WHAT THE TASK ASKS
Find each line with the word "ICAP" in it, then give the total alone.

MATERIAL FOR THIS TASK
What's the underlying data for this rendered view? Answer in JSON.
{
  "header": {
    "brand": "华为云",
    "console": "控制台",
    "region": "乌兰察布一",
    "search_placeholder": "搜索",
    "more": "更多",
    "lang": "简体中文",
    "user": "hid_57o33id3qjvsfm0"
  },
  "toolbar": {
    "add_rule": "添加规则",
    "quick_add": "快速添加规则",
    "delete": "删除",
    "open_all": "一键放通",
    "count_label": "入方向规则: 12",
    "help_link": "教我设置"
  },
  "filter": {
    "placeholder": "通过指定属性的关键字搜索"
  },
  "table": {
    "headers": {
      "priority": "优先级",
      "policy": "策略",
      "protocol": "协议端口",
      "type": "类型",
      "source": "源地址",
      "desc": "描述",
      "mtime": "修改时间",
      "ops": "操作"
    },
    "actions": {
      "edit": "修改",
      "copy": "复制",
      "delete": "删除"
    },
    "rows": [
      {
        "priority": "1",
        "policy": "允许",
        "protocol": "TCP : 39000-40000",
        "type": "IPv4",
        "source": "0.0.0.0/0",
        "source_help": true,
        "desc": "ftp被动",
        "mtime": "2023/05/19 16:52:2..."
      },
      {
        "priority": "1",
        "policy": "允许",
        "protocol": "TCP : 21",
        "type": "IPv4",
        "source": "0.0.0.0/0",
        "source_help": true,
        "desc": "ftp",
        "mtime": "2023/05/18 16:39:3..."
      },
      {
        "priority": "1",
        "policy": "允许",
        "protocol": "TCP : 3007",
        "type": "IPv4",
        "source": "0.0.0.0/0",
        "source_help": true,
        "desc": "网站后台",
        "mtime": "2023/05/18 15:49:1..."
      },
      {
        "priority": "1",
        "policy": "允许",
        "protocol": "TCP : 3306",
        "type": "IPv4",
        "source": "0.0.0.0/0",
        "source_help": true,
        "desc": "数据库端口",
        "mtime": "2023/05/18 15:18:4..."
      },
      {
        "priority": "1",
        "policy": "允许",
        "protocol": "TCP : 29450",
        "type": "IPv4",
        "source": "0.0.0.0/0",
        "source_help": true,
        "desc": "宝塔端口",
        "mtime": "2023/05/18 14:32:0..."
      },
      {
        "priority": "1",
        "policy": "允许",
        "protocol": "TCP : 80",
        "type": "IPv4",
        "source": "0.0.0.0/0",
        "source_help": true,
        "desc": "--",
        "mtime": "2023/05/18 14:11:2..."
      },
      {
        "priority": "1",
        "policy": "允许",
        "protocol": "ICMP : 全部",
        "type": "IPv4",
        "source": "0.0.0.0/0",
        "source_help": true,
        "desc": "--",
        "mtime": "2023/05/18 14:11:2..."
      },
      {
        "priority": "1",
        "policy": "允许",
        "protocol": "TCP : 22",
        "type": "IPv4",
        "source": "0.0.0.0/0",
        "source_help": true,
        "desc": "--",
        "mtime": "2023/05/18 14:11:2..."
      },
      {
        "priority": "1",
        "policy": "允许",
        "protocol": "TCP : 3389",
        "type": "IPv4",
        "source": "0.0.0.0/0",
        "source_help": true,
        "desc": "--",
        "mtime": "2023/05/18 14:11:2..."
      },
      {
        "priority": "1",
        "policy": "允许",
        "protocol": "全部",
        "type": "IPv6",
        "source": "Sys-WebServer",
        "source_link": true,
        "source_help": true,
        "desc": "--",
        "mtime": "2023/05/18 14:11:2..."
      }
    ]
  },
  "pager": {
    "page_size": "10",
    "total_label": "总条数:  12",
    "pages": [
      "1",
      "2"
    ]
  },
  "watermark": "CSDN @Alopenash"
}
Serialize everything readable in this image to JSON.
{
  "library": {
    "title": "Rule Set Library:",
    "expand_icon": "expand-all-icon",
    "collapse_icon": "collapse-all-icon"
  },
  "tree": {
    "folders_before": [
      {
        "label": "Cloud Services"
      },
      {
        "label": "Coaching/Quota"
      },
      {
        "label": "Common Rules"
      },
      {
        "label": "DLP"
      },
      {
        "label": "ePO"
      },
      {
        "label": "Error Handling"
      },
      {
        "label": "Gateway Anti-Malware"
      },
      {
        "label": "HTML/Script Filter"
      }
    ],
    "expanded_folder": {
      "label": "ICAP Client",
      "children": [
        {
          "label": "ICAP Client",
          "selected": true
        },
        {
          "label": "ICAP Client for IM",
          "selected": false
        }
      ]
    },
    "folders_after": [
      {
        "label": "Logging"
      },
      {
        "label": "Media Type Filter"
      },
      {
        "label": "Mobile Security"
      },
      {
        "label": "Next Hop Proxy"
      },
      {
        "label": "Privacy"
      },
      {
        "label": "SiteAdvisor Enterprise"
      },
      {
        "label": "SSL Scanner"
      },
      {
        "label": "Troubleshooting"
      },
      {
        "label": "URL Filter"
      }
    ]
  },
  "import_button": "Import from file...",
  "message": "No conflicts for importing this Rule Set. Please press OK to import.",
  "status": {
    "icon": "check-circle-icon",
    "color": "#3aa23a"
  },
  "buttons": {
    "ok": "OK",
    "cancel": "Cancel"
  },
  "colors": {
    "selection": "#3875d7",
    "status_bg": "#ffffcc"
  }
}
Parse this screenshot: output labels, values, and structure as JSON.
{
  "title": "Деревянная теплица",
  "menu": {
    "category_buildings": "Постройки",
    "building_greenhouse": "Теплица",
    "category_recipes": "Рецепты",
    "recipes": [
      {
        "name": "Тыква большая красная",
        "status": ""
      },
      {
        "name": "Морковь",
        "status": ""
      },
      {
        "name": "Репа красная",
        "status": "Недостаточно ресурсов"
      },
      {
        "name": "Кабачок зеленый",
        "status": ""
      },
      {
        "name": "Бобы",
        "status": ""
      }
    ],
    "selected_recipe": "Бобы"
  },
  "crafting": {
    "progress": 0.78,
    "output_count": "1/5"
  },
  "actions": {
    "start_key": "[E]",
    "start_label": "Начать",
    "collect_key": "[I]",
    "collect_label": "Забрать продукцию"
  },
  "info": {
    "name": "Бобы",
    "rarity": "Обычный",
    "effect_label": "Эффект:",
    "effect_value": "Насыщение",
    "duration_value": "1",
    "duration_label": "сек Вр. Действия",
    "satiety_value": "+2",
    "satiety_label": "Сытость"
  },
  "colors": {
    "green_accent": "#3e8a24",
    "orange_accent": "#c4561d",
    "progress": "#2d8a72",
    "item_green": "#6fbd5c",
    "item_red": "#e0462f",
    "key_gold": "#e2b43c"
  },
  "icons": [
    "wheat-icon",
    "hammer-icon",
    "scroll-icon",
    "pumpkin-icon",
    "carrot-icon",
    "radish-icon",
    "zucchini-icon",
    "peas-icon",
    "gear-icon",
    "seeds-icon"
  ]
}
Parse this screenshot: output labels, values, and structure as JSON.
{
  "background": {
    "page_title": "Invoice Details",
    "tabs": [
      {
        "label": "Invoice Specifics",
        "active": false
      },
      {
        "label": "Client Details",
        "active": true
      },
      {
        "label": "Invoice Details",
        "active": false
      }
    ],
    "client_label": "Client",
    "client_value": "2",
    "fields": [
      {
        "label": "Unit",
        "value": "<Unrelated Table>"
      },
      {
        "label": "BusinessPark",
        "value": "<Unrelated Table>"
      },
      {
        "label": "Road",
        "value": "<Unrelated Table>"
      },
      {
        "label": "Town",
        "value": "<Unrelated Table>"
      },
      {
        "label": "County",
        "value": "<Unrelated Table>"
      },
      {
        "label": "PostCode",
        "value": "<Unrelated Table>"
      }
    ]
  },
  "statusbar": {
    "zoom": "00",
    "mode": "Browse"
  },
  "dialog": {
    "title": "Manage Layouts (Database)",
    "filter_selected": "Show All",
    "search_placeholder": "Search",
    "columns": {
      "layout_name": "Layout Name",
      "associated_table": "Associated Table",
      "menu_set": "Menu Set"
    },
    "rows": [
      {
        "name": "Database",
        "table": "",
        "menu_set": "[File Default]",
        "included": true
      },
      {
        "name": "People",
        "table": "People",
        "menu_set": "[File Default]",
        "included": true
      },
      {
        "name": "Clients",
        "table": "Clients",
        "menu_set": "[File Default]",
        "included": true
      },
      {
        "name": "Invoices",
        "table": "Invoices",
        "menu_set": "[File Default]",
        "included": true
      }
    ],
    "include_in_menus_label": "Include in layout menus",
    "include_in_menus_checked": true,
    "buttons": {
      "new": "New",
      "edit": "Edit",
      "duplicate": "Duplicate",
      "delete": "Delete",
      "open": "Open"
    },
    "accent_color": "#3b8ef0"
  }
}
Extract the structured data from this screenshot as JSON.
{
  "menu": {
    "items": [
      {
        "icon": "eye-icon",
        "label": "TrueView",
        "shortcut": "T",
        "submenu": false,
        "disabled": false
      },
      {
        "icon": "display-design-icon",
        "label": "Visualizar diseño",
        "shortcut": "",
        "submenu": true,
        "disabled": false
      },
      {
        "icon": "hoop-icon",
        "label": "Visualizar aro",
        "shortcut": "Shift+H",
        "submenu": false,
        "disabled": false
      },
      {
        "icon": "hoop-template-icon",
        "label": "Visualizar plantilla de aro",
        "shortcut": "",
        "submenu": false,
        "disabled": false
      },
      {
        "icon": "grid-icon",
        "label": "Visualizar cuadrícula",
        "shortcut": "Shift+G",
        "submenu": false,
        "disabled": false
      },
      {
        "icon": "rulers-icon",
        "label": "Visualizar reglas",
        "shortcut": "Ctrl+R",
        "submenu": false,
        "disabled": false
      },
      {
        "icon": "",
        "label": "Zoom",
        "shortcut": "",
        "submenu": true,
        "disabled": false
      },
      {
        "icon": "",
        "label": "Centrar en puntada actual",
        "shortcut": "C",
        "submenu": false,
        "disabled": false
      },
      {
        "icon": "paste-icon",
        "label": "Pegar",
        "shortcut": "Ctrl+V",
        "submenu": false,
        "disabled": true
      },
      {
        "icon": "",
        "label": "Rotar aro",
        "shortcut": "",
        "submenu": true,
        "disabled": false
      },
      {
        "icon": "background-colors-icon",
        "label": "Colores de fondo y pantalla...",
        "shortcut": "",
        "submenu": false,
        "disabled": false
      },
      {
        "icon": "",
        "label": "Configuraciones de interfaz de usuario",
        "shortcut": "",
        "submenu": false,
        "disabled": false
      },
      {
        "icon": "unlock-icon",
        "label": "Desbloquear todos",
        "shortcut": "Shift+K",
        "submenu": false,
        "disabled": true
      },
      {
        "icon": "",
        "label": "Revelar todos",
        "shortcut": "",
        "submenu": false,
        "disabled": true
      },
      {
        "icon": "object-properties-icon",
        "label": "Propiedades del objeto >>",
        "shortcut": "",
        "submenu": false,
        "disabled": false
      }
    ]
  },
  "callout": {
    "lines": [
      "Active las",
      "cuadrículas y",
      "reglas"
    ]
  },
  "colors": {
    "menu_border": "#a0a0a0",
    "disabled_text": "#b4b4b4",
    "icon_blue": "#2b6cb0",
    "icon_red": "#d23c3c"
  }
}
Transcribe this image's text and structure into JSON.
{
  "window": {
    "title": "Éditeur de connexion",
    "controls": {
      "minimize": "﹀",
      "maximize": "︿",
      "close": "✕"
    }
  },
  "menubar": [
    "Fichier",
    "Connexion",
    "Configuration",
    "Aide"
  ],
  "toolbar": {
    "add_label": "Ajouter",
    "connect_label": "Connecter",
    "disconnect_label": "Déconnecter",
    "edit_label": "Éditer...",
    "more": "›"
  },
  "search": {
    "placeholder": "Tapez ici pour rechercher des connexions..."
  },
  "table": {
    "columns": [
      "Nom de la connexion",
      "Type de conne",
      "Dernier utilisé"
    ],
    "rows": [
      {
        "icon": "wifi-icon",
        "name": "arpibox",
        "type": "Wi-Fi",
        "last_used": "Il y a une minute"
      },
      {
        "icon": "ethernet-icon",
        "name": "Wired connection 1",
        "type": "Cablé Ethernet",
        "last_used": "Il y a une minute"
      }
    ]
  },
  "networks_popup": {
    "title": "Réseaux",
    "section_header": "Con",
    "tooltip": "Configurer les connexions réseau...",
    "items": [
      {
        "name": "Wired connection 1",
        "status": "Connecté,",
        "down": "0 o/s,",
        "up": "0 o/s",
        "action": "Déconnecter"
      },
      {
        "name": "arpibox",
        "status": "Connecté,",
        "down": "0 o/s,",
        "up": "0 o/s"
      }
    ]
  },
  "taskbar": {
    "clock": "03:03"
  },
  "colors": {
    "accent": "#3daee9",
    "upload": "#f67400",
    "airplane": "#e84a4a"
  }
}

REPLY
3